## start

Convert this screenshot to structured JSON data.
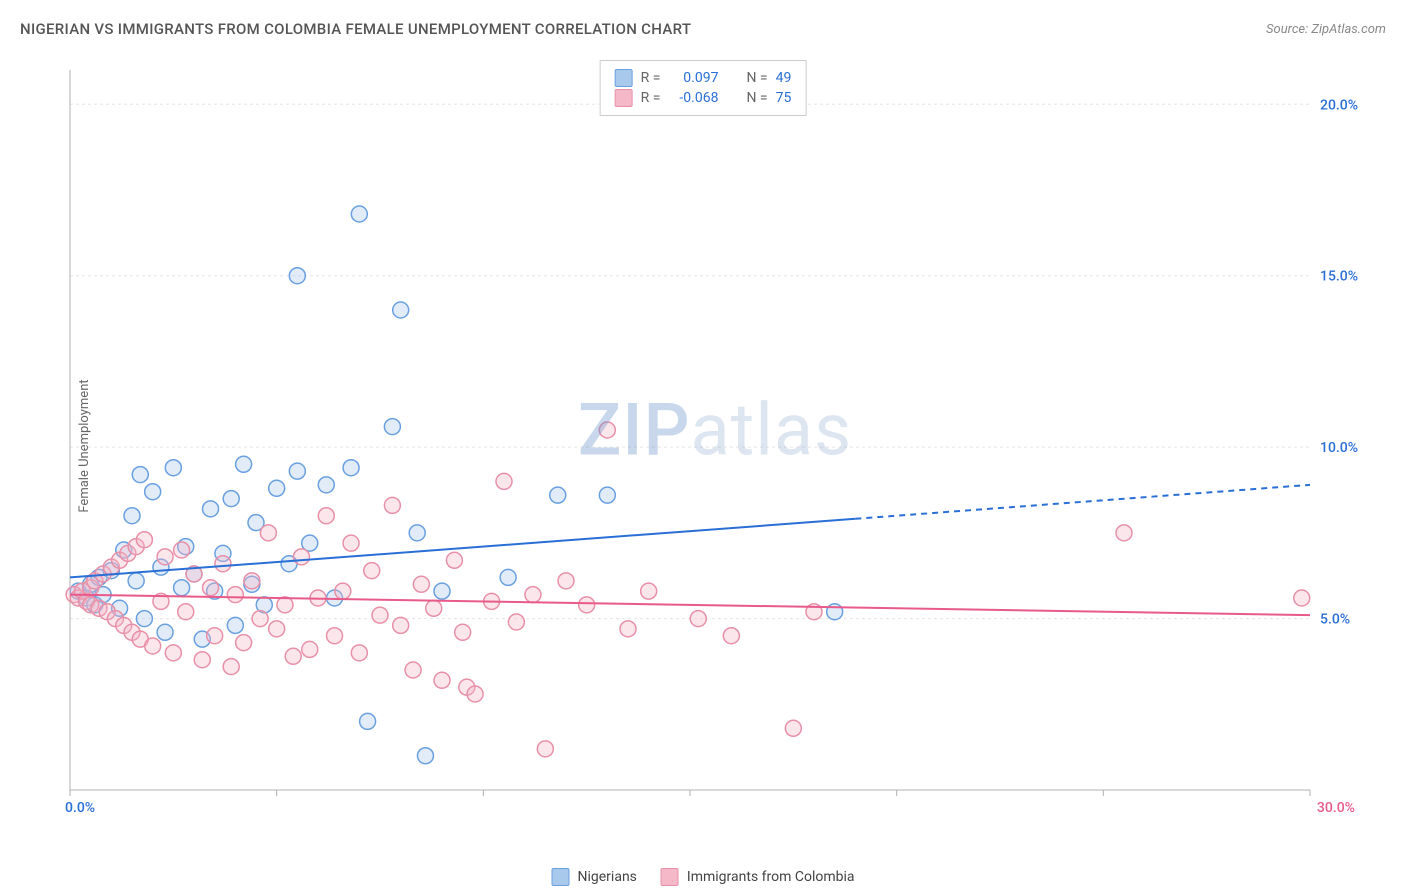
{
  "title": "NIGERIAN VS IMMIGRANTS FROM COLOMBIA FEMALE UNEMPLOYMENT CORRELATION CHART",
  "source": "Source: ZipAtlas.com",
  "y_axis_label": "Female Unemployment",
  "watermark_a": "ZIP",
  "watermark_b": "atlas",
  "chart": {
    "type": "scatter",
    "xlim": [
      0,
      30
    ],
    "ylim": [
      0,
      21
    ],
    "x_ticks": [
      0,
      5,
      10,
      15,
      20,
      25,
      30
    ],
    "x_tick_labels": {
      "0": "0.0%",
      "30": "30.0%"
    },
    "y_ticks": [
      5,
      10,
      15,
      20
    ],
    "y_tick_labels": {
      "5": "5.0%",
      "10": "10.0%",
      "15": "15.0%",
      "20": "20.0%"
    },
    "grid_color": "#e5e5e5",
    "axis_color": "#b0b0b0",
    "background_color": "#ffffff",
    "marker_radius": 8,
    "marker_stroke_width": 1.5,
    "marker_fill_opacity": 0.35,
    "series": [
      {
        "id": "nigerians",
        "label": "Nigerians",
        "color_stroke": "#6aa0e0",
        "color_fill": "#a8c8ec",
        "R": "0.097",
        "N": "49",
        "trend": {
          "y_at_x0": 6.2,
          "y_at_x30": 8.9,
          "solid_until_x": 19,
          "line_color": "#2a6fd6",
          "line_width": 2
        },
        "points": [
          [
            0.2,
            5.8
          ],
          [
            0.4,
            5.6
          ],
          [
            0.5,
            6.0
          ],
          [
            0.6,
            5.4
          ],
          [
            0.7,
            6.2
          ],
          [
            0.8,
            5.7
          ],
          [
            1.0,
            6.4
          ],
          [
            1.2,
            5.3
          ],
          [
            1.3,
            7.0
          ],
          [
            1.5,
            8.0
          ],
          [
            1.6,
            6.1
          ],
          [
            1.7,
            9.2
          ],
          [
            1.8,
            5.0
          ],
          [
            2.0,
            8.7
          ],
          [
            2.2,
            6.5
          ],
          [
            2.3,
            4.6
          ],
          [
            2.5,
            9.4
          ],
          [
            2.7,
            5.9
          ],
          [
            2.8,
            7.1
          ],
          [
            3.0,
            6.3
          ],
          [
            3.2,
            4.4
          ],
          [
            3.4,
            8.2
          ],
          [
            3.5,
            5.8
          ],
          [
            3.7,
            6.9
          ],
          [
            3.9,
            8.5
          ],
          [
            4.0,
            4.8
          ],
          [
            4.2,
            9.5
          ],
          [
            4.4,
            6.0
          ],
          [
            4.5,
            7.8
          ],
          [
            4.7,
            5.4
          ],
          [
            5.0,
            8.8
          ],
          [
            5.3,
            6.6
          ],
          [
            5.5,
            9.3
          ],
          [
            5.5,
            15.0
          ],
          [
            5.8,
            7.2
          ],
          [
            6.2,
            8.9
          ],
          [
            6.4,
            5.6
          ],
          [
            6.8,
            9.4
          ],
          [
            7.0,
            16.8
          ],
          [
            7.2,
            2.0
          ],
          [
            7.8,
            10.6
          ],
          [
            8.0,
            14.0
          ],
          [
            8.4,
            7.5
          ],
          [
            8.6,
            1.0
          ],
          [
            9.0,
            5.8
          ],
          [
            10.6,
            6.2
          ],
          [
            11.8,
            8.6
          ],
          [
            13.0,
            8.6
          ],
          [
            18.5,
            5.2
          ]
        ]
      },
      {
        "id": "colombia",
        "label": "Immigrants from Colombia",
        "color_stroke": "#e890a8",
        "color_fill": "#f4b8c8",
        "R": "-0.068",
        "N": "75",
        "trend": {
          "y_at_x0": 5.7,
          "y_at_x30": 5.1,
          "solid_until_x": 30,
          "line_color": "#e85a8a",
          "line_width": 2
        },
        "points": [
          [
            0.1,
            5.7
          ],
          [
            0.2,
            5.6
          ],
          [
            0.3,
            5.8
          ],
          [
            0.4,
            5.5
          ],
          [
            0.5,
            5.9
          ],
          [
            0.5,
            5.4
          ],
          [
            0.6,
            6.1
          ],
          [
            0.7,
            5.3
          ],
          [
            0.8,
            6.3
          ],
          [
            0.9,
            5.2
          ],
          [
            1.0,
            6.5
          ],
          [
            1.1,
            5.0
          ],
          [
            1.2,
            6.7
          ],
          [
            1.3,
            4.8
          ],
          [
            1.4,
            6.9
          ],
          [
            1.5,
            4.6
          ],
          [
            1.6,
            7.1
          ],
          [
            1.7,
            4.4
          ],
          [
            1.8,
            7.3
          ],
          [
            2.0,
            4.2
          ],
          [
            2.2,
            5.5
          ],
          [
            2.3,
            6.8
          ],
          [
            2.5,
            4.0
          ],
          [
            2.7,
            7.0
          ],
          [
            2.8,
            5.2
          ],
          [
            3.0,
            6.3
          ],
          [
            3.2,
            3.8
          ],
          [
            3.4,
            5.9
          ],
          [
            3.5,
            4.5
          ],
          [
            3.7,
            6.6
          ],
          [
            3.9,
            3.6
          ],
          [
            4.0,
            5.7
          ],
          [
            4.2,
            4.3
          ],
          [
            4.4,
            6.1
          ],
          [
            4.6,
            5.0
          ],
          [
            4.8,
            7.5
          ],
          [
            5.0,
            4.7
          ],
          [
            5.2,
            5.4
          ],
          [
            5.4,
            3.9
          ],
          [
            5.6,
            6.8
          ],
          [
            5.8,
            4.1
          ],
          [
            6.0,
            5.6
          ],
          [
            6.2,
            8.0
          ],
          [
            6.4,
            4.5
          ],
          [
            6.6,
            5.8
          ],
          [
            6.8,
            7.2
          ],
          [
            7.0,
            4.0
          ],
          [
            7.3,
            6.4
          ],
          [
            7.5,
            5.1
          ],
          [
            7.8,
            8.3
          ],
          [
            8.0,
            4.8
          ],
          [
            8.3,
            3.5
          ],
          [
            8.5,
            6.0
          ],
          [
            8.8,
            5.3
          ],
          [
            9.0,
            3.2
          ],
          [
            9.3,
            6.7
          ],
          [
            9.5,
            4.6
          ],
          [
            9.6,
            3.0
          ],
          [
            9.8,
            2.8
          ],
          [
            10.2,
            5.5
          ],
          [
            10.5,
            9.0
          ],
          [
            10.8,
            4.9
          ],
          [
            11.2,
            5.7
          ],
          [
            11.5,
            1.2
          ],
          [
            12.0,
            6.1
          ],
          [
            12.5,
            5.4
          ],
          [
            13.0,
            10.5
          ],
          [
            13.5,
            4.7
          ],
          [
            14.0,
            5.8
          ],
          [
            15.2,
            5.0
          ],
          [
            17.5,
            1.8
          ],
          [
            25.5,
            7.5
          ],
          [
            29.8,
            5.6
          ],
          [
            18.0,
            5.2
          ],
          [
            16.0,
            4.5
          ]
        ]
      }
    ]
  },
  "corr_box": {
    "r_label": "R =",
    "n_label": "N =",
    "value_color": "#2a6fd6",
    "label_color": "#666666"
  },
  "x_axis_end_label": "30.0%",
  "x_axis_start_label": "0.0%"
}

## end

With the pictures omitted, reproduce the records in full and exactly.

• Task output
Convert this screenshot to structured JSON data.
{
  "title": "NIGERIAN VS IMMIGRANTS FROM COLOMBIA FEMALE UNEMPLOYMENT CORRELATION CHART",
  "source": "Source: ZipAtlas.com",
  "y_axis_label": "Female Unemployment",
  "watermark_a": "ZIP",
  "watermark_b": "atlas",
  "chart": {
    "type": "scatter",
    "xlim": [
      0,
      30
    ],
    "ylim": [
      0,
      21
    ],
    "x_ticks": [
      0,
      5,
      10,
      15,
      20,
      25,
      30
    ],
    "x_tick_labels": {
      "0": "0.0%",
      "30": "30.0%"
    },
    "y_ticks": [
      5,
      10,
      15,
      20
    ],
    "y_tick_labels": {
      "5": "5.0%",
      "10": "10.0%",
      "15": "15.0%",
      "20": "20.0%"
    },
    "grid_color": "#e5e5e5",
    "axis_color": "#b0b0b0",
    "background_color": "#ffffff",
    "marker_radius": 8,
    "marker_stroke_width": 1.5,
    "marker_fill_opacity": 0.35,
    "series": [
      {
        "id": "nigerians",
        "label": "Nigerians",
        "color_stroke": "#6aa0e0",
        "color_fill": "#a8c8ec",
        "R": "0.097",
        "N": "49",
        "trend": {
          "y_at_x0": 6.2,
          "y_at_x30": 8.9,
          "solid_until_x": 19,
          "line_color": "#2a6fd6",
          "line_width": 2
        },
        "points": [
          [
            0.2,
            5.8
          ],
          [
            0.4,
            5.6
          ],
          [
            0.5,
            6.0
          ],
          [
            0.6,
            5.4
          ],
          [
            0.7,
            6.2
          ],
          [
            0.8,
            5.7
          ],
          [
            1.0,
            6.4
          ],
          [
            1.2,
            5.3
          ],
          [
            1.3,
            7.0
          ],
          [
            1.5,
            8.0
          ],
          [
            1.6,
            6.1
          ],
          [
            1.7,
            9.2
          ],
          [
            1.8,
            5.0
          ],
          [
            2.0,
            8.7
          ],
          [
            2.2,
            6.5
          ],
          [
            2.3,
            4.6
          ],
          [
            2.5,
            9.4
          ],
          [
            2.7,
            5.9
          ],
          [
            2.8,
            7.1
          ],
          [
            3.0,
            6.3
          ],
          [
            3.2,
            4.4
          ],
          [
            3.4,
            8.2
          ],
          [
            3.5,
            5.8
          ],
          [
            3.7,
            6.9
          ],
          [
            3.9,
            8.5
          ],
          [
            4.0,
            4.8
          ],
          [
            4.2,
            9.5
          ],
          [
            4.4,
            6.0
          ],
          [
            4.5,
            7.8
          ],
          [
            4.7,
            5.4
          ],
          [
            5.0,
            8.8
          ],
          [
            5.3,
            6.6
          ],
          [
            5.5,
            9.3
          ],
          [
            5.5,
            15.0
          ],
          [
            5.8,
            7.2
          ],
          [
            6.2,
            8.9
          ],
          [
            6.4,
            5.6
          ],
          [
            6.8,
            9.4
          ],
          [
            7.0,
            16.8
          ],
          [
            7.2,
            2.0
          ],
          [
            7.8,
            10.6
          ],
          [
            8.0,
            14.0
          ],
          [
            8.4,
            7.5
          ],
          [
            8.6,
            1.0
          ],
          [
            9.0,
            5.8
          ],
          [
            10.6,
            6.2
          ],
          [
            11.8,
            8.6
          ],
          [
            13.0,
            8.6
          ],
          [
            18.5,
            5.2
          ]
        ]
      },
      {
        "id": "colombia",
        "label": "Immigrants from Colombia",
        "color_stroke": "#e890a8",
        "color_fill": "#f4b8c8",
        "R": "-0.068",
        "N": "75",
        "trend": {
          "y_at_x0": 5.7,
          "y_at_x30": 5.1,
          "solid_until_x": 30,
          "line_color": "#e85a8a",
          "line_width": 2
        },
        "points": [
          [
            0.1,
            5.7
          ],
          [
            0.2,
            5.6
          ],
          [
            0.3,
            5.8
          ],
          [
            0.4,
            5.5
          ],
          [
            0.5,
            5.9
          ],
          [
            0.5,
            5.4
          ],
          [
            0.6,
            6.1
          ],
          [
            0.7,
            5.3
          ],
          [
            0.8,
            6.3
          ],
          [
            0.9,
            5.2
          ],
          [
            1.0,
            6.5
          ],
          [
            1.1,
            5.0
          ],
          [
            1.2,
            6.7
          ],
          [
            1.3,
            4.8
          ],
          [
            1.4,
            6.9
          ],
          [
            1.5,
            4.6
          ],
          [
            1.6,
            7.1
          ],
          [
            1.7,
            4.4
          ],
          [
            1.8,
            7.3
          ],
          [
            2.0,
            4.2
          ],
          [
            2.2,
            5.5
          ],
          [
            2.3,
            6.8
          ],
          [
            2.5,
            4.0
          ],
          [
            2.7,
            7.0
          ],
          [
            2.8,
            5.2
          ],
          [
            3.0,
            6.3
          ],
          [
            3.2,
            3.8
          ],
          [
            3.4,
            5.9
          ],
          [
            3.5,
            4.5
          ],
          [
            3.7,
            6.6
          ],
          [
            3.9,
            3.6
          ],
          [
            4.0,
            5.7
          ],
          [
            4.2,
            4.3
          ],
          [
            4.4,
            6.1
          ],
          [
            4.6,
            5.0
          ],
          [
            4.8,
            7.5
          ],
          [
            5.0,
            4.7
          ],
          [
            5.2,
            5.4
          ],
          [
            5.4,
            3.9
          ],
          [
            5.6,
            6.8
          ],
          [
            5.8,
            4.1
          ],
          [
            6.0,
            5.6
          ],
          [
            6.2,
            8.0
          ],
          [
            6.4,
            4.5
          ],
          [
            6.6,
            5.8
          ],
          [
            6.8,
            7.2
          ],
          [
            7.0,
            4.0
          ],
          [
            7.3,
            6.4
          ],
          [
            7.5,
            5.1
          ],
          [
            7.8,
            8.3
          ],
          [
            8.0,
            4.8
          ],
          [
            8.3,
            3.5
          ],
          [
            8.5,
            6.0
          ],
          [
            8.8,
            5.3
          ],
          [
            9.0,
            3.2
          ],
          [
            9.3,
            6.7
          ],
          [
            9.5,
            4.6
          ],
          [
            9.6,
            3.0
          ],
          [
            9.8,
            2.8
          ],
          [
            10.2,
            5.5
          ],
          [
            10.5,
            9.0
          ],
          [
            10.8,
            4.9
          ],
          [
            11.2,
            5.7
          ],
          [
            11.5,
            1.2
          ],
          [
            12.0,
            6.1
          ],
          [
            12.5,
            5.4
          ],
          [
            13.0,
            10.5
          ],
          [
            13.5,
            4.7
          ],
          [
            14.0,
            5.8
          ],
          [
            15.2,
            5.0
          ],
          [
            17.5,
            1.8
          ],
          [
            25.5,
            7.5
          ],
          [
            29.8,
            5.6
          ],
          [
            18.0,
            5.2
          ],
          [
            16.0,
            4.5
          ]
        ]
      }
    ]
  },
  "corr_box": {
    "r_label": "R =",
    "n_label": "N =",
    "value_color": "#2a6fd6",
    "label_color": "#666666"
  },
  "x_axis_end_label": "30.0%",
  "x_axis_start_label": "0.0%"
}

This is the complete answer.